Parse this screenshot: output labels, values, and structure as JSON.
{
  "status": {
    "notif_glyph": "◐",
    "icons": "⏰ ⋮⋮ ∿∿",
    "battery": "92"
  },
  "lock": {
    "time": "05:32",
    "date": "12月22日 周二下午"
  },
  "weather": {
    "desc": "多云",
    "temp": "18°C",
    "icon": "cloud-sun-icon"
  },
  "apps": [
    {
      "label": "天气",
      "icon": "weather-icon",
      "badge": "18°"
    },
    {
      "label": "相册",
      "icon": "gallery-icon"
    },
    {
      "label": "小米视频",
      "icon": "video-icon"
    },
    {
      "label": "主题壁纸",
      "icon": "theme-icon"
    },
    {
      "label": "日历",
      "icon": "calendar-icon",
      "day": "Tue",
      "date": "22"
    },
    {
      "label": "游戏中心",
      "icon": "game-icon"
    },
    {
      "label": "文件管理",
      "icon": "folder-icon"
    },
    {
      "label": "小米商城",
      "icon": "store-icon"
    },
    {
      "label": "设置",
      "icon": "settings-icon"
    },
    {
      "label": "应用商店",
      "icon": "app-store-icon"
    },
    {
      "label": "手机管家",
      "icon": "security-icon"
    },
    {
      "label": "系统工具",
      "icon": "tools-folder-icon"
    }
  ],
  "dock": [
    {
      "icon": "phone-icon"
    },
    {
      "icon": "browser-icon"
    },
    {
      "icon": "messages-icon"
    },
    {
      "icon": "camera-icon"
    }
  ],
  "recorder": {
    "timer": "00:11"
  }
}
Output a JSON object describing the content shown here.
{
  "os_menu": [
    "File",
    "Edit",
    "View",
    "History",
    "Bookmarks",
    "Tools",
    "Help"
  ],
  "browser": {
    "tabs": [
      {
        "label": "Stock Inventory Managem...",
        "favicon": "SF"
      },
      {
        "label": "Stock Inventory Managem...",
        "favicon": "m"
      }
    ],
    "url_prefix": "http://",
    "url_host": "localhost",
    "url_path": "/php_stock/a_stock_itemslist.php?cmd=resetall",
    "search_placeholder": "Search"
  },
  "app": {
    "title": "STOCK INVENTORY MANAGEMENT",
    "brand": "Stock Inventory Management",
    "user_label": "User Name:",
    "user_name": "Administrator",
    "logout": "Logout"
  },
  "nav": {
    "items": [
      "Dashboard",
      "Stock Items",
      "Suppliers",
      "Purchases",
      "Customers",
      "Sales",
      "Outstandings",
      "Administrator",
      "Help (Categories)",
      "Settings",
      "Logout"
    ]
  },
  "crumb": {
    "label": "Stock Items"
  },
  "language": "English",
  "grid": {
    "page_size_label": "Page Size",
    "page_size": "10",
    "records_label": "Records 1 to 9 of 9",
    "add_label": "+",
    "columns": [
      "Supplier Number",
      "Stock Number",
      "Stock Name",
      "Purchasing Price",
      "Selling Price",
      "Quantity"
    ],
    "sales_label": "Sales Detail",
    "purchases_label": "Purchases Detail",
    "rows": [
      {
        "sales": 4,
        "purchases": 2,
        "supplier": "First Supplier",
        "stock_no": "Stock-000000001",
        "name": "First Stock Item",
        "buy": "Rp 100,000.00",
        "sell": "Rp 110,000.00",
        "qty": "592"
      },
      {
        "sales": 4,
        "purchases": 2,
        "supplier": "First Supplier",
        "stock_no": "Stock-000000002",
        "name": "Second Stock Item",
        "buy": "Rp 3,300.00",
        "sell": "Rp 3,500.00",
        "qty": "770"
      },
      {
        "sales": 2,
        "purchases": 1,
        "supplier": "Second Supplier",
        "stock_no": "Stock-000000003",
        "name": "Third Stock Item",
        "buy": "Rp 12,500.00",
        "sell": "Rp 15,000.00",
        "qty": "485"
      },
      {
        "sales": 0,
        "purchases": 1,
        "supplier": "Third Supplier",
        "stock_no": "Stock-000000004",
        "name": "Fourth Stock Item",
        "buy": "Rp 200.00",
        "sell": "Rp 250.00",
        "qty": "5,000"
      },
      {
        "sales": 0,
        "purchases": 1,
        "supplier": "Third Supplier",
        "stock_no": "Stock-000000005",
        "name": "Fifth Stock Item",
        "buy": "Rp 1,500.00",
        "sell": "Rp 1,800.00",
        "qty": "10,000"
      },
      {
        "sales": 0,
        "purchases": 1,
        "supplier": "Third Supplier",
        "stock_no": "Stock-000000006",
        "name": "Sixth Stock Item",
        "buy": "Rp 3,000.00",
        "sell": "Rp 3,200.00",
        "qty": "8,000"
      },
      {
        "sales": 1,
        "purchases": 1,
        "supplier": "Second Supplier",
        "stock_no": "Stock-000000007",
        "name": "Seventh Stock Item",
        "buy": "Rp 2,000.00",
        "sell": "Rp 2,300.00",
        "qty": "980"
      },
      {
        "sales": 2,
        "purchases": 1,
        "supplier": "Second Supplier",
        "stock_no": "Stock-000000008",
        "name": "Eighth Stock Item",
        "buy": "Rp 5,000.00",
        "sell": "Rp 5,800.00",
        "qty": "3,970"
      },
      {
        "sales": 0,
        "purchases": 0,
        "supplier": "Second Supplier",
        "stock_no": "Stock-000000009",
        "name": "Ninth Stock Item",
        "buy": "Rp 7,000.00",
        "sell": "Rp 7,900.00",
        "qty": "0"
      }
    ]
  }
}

-=-=-=-=-

## INSTRUCTIONS FOR THE TASK
Write down the full listing again, exactly.

## SOLUTION TO THIS TASK
Parse this screenshot: output labels, values, and structure as JSON.
{
  "status": {
    "notif_glyph": "◐",
    "icons": "⏰ ⋮⋮ ∿∿",
    "battery": "92"
  },
  "lock": {
    "time": "05:32",
    "date": "12月22日 周二下午"
  },
  "weather": {
    "desc": "多云",
    "temp": "18°C",
    "icon": "cloud-sun-icon"
  },
  "apps": [
    {
      "label": "天气",
      "icon": "weather-icon",
      "badge": "18°"
    },
    {
      "label": "相册",
      "icon": "gallery-icon"
    },
    {
      "label": "小米视频",
      "icon": "video-icon"
    },
    {
      "label": "主题壁纸",
      "icon": "theme-icon"
    },
    {
      "label": "日历",
      "icon": "calendar-icon",
      "day": "Tue",
      "date": "22"
    },
    {
      "label": "游戏中心",
      "icon": "game-icon"
    },
    {
      "label": "文件管理",
      "icon": "folder-icon"
    },
    {
      "label": "小米商城",
      "icon": "store-icon"
    },
    {
      "label": "设置",
      "icon": "settings-icon"
    },
    {
      "label": "应用商店",
      "icon": "app-store-icon"
    },
    {
      "label": "手机管家",
      "icon": "security-icon"
    },
    {
      "label": "系统工具",
      "icon": "tools-folder-icon"
    }
  ],
  "dock": [
    {
      "icon": "phone-icon"
    },
    {
      "icon": "browser-icon"
    },
    {
      "icon": "messages-icon"
    },
    {
      "icon": "camera-icon"
    }
  ],
  "recorder": {
    "timer": "00:11"
  }
}
Output a JSON object describing the content shown here.
{
  "os_menu": [
    "File",
    "Edit",
    "View",
    "History",
    "Bookmarks",
    "Tools",
    "Help"
  ],
  "browser": {
    "tabs": [
      {
        "label": "Stock Inventory Managem...",
        "favicon": "SF"
      },
      {
        "label": "Stock Inventory Managem...",
        "favicon": "m"
      }
    ],
    "url_prefix": "http://",
    "url_host": "localhost",
    "url_path": "/php_stock/a_stock_itemslist.php?cmd=resetall",
    "search_placeholder": "Search"
  },
  "app": {
    "title": "STOCK INVENTORY MANAGEMENT",
    "brand": "Stock Inventory Management",
    "user_label": "User Name:",
    "user_name": "Administrator",
    "logout": "Logout"
  },
  "nav": {
    "items": [
      "Dashboard",
      "Stock Items",
      "Suppliers",
      "Purchases",
      "Customers",
      "Sales",
      "Outstandings",
      "Administrator",
      "Help (Categories)",
      "Settings",
      "Logout"
    ]
  },
  "crumb": {
    "label": "Stock Items"
  },
  "language": "English",
  "grid": {
    "page_size_label": "Page Size",
    "page_size": "10",
    "records_label": "Records 1 to 9 of 9",
    "add_label": "+",
    "columns": [
      "Supplier Number",
      "Stock Number",
      "Stock Name",
      "Purchasing Price",
      "Selling Price",
      "Quantity"
    ],
    "sales_label": "Sales Detail",
    "purchases_label": "Purchases Detail",
    "rows": [
      {
        "sales": 4,
        "purchases": 2,
        "supplier": "First Supplier",
        "stock_no": "Stock-000000001",
        "name": "First Stock Item",
        "buy": "Rp 100,000.00",
        "sell": "Rp 110,000.00",
        "qty": "592"
      },
      {
        "sales": 4,
        "purchases": 2,
        "supplier": "First Supplier",
        "stock_no": "Stock-000000002",
        "name": "Second Stock Item",
        "buy": "Rp 3,300.00",
        "sell": "Rp 3,500.00",
        "qty": "770"
      },
      {
        "sales": 2,
        "purchases": 1,
        "supplier": "Second Supplier",
        "stock_no": "Stock-000000003",
        "name": "Third Stock Item",
        "buy": "Rp 12,500.00",
        "sell": "Rp 15,000.00",
        "qty": "485"
      },
      {
        "sales": 0,
        "purchases": 1,
        "supplier": "Third Supplier",
        "stock_no": "Stock-000000004",
        "name": "Fourth Stock Item",
        "buy": "Rp 200.00",
        "sell": "Rp 250.00",
        "qty": "5,000"
      },
      {
        "sales": 0,
        "purchases": 1,
        "supplier": "Third Supplier",
        "stock_no": "Stock-000000005",
        "name": "Fifth Stock Item",
        "buy": "Rp 1,500.00",
        "sell": "Rp 1,800.00",
        "qty": "10,000"
      },
      {
        "sales": 0,
        "purchases": 1,
        "supplier": "Third Supplier",
        "stock_no": "Stock-000000006",
        "name": "Sixth Stock Item",
        "buy": "Rp 3,000.00",
        "sell": "Rp 3,200.00",
        "qty": "8,000"
      },
      {
        "sales": 1,
        "purchases": 1,
        "supplier": "Second Supplier",
        "stock_no": "Stock-000000007",
        "name": "Seventh Stock Item",
        "buy": "Rp 2,000.00",
        "sell": "Rp 2,300.00",
        "qty": "980"
      },
      {
        "sales": 2,
        "purchases": 1,
        "supplier": "Second Supplier",
        "stock_no": "Stock-000000008",
        "name": "Eighth Stock Item",
        "buy": "Rp 5,000.00",
        "sell": "Rp 5,800.00",
        "qty": "3,970"
      },
      {
        "sales": 0,
        "purchases": 0,
        "supplier": "Second Supplier",
        "stock_no": "Stock-000000009",
        "name": "Ninth Stock Item",
        "buy": "Rp 7,000.00",
        "sell": "Rp 7,900.00",
        "qty": "0"
      }
    ]
  }
}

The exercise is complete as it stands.